GOAL: From the entries below, list each line with "this".

GIVEN RECORDS:
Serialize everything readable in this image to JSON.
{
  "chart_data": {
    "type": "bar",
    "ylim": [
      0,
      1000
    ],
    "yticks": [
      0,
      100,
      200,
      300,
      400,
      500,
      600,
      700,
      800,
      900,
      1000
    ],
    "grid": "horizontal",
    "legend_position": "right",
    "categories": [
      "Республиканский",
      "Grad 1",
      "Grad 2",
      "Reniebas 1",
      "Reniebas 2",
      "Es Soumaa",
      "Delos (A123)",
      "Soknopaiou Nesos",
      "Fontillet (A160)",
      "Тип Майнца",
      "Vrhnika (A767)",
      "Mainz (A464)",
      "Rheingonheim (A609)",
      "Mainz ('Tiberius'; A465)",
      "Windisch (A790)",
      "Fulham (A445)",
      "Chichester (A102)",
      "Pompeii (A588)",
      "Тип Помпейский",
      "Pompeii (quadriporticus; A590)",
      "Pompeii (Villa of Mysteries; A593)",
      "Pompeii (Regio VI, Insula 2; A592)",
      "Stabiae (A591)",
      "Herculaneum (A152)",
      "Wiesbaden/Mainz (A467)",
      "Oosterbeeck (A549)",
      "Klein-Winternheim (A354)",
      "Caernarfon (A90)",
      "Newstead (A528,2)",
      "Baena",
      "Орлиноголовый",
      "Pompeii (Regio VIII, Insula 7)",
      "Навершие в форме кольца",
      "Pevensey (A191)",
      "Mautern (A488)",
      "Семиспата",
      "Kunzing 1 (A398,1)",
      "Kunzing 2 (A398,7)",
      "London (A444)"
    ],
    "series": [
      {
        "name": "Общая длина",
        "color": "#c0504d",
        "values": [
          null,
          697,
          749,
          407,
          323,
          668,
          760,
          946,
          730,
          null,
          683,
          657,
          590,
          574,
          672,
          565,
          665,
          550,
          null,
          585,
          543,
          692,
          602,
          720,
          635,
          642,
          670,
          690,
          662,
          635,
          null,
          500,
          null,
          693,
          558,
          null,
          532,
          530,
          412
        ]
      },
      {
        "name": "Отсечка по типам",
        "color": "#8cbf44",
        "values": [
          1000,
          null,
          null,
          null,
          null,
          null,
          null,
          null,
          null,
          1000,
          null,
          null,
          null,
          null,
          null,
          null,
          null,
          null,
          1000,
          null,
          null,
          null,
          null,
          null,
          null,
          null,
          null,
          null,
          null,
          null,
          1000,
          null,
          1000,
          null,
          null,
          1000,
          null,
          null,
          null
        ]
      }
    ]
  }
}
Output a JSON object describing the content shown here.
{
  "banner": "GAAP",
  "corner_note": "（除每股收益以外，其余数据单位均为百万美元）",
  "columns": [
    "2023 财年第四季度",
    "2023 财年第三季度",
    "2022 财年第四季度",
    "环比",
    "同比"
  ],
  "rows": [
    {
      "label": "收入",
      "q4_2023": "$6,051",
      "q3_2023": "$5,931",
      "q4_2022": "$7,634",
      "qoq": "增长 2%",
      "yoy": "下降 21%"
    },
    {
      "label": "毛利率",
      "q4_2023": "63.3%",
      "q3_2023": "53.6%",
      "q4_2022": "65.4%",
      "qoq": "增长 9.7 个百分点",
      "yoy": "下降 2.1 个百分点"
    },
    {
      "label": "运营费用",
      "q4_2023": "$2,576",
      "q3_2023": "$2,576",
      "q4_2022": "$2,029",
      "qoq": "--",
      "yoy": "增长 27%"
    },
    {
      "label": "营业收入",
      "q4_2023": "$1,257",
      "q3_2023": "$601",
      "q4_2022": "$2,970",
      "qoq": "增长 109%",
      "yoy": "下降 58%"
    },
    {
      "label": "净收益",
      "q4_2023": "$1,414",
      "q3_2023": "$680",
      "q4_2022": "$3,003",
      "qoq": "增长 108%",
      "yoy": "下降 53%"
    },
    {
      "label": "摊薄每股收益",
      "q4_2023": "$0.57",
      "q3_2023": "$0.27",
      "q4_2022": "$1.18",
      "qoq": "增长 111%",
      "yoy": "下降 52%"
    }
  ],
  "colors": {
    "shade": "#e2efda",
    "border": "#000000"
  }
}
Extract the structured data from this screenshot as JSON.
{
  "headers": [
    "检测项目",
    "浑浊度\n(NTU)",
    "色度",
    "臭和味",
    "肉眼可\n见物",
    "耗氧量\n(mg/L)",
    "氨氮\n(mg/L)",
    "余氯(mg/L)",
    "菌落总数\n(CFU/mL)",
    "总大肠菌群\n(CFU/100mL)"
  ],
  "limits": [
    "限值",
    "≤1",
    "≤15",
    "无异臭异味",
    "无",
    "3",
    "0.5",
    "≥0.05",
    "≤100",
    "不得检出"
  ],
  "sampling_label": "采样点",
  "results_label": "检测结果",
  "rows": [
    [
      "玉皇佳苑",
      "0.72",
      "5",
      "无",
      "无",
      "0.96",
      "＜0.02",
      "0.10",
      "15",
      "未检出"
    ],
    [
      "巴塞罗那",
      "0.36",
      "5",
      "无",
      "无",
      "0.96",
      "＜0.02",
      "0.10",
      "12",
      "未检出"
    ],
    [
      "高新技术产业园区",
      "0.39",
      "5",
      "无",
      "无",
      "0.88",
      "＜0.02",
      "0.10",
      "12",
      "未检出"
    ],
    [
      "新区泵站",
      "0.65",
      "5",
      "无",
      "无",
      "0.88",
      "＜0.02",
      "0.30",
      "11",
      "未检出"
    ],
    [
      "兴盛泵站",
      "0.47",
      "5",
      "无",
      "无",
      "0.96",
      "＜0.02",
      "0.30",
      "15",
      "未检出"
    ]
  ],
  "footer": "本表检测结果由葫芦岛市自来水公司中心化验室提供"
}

ANSWER TO THE TASK:
Serialize everything readable in this image to JSON.
Extract the structured data from this screenshot as JSON.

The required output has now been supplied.